*Request*.
Extract the full listing verbatim and drop any pictures from your copy.

*Supplied material*.
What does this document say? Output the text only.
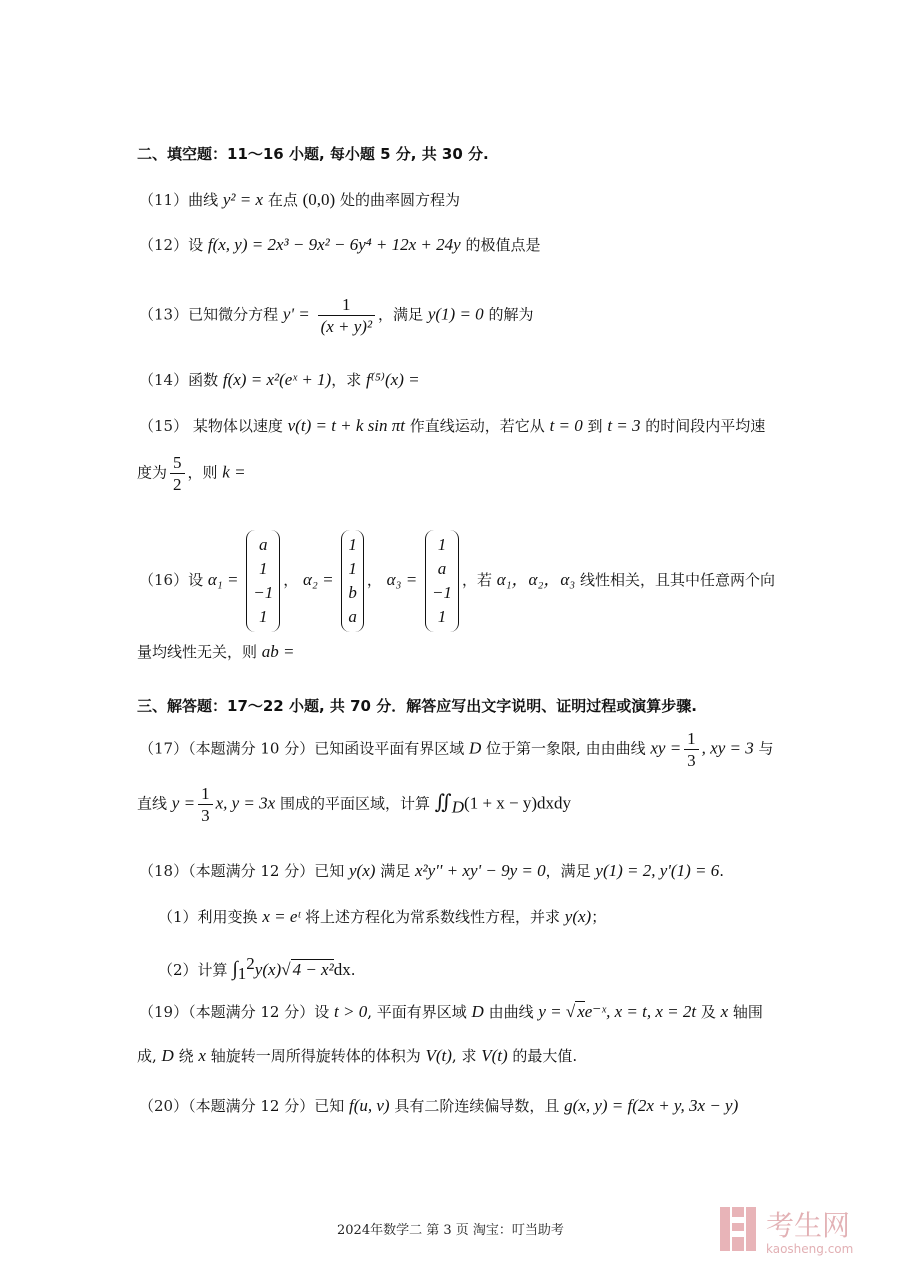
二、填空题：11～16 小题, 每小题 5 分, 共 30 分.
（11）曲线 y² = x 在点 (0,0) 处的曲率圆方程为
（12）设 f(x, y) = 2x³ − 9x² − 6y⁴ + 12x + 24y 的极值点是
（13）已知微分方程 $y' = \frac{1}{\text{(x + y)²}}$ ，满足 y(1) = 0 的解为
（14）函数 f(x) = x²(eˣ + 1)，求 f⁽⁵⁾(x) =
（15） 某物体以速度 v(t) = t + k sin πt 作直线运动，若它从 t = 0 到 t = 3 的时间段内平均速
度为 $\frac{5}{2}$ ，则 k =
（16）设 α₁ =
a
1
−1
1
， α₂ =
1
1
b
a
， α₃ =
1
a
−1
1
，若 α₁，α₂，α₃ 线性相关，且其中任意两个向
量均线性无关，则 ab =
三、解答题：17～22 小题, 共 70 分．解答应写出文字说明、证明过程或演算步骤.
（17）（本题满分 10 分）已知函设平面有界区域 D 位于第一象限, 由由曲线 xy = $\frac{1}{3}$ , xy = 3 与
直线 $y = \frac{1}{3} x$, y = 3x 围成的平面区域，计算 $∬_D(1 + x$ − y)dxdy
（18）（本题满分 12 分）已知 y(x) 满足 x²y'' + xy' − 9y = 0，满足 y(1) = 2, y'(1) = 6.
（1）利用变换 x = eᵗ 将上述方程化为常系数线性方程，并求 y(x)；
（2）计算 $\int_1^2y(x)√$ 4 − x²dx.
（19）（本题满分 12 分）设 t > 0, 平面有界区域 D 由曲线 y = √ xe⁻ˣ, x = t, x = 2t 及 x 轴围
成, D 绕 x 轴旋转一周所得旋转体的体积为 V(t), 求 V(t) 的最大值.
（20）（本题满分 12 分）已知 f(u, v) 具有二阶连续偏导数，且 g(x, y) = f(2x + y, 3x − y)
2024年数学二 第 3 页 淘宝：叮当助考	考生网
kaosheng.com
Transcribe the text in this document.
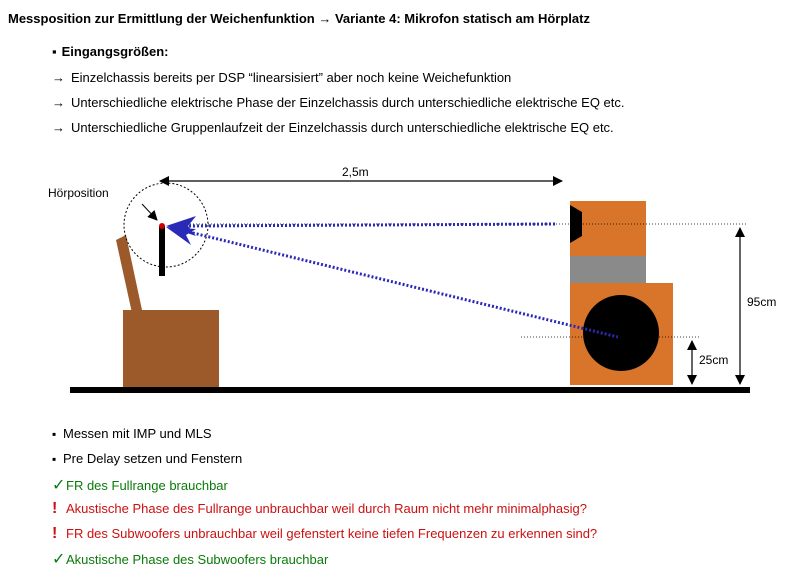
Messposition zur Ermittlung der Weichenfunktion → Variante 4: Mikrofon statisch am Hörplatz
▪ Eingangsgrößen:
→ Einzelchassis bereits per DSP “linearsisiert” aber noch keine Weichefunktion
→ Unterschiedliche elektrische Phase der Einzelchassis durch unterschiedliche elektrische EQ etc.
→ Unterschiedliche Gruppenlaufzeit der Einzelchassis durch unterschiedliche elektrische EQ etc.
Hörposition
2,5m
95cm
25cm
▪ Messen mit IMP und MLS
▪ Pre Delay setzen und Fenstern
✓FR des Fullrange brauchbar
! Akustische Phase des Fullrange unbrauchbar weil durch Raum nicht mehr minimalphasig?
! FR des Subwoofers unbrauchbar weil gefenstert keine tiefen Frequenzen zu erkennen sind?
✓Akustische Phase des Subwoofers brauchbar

*Worked answer*.
What does this document say? Output the text only.
二、填空题：11～16 小题, 每小题 5 分, 共 30 分.
（11）曲线 y² = x 在点 (0,0) 处的曲率圆方程为
（12）设 f(x, y) = 2x³ − 9x² − 6y⁴ + 12x + 24y 的极值点是
（13）已知微分方程 $y' = \frac{1}{\text{(x + y)²}}$ ，满足 y(1) = 0 的解为
（14）函数 f(x) = x²(eˣ + 1)，求 f⁽⁵⁾(x) =
（15） 某物体以速度 v(t) = t + k sin πt 作直线运动，若它从 t = 0 到 t = 3 的时间段内平均速
度为 $\frac{5}{2}$ ，则 k =
（16）设 α₁ =
a
1
−1
1
， α₂ =
1
1
b
a
， α₃ =
1
a
−1
1
，若 α₁，α₂，α₃ 线性相关，且其中任意两个向
量均线性无关，则 ab =
三、解答题：17～22 小题, 共 70 分．解答应写出文字说明、证明过程或演算步骤.
（17）（本题满分 10 分）已知函设平面有界区域 D 位于第一象限, 由由曲线 xy = $\frac{1}{3}$ , xy = 3 与
直线 $y = \frac{1}{3} x$, y = 3x 围成的平面区域，计算 $∬_D(1 + x$ − y)dxdy
（18）（本题满分 12 分）已知 y(x) 满足 x²y'' + xy' − 9y = 0，满足 y(1) = 2, y'(1) = 6.
（1）利用变换 x = eᵗ 将上述方程化为常系数线性方程，并求 y(x)；
（2）计算 $\int_1^2y(x)√$ 4 − x²dx.
（19）（本题满分 12 分）设 t > 0, 平面有界区域 D 由曲线 y = √ xe⁻ˣ, x = t, x = 2t 及 x 轴围
成, D 绕 x 轴旋转一周所得旋转体的体积为 V(t), 求 V(t) 的最大值.
（20）（本题满分 12 分）已知 f(u, v) 具有二阶连续偏导数，且 g(x, y) = f(2x + y, 3x − y)
2024年数学二 第 3 页 淘宝：叮当助考	考生网
kaosheng.com
Transcribe the text in this document.
Messposition zur Ermittlung der Weichenfunktion → Variante 4: Mikrofon statisch am Hörplatz
▪ Eingangsgrößen:
→ Einzelchassis bereits per DSP “linearsisiert” aber noch keine Weichefunktion
→ Unterschiedliche elektrische Phase der Einzelchassis durch unterschiedliche elektrische EQ etc.
→ Unterschiedliche Gruppenlaufzeit der Einzelchassis durch unterschiedliche elektrische EQ etc.
Hörposition
2,5m
95cm
25cm
▪ Messen mit IMP und MLS
▪ Pre Delay setzen und Fenstern
✓FR des Fullrange brauchbar
! Akustische Phase des Fullrange unbrauchbar weil durch Raum nicht mehr minimalphasig?
! FR des Subwoofers unbrauchbar weil gefenstert keine tiefen Frequenzen zu erkennen sind?
✓Akustische Phase des Subwoofers brauchbar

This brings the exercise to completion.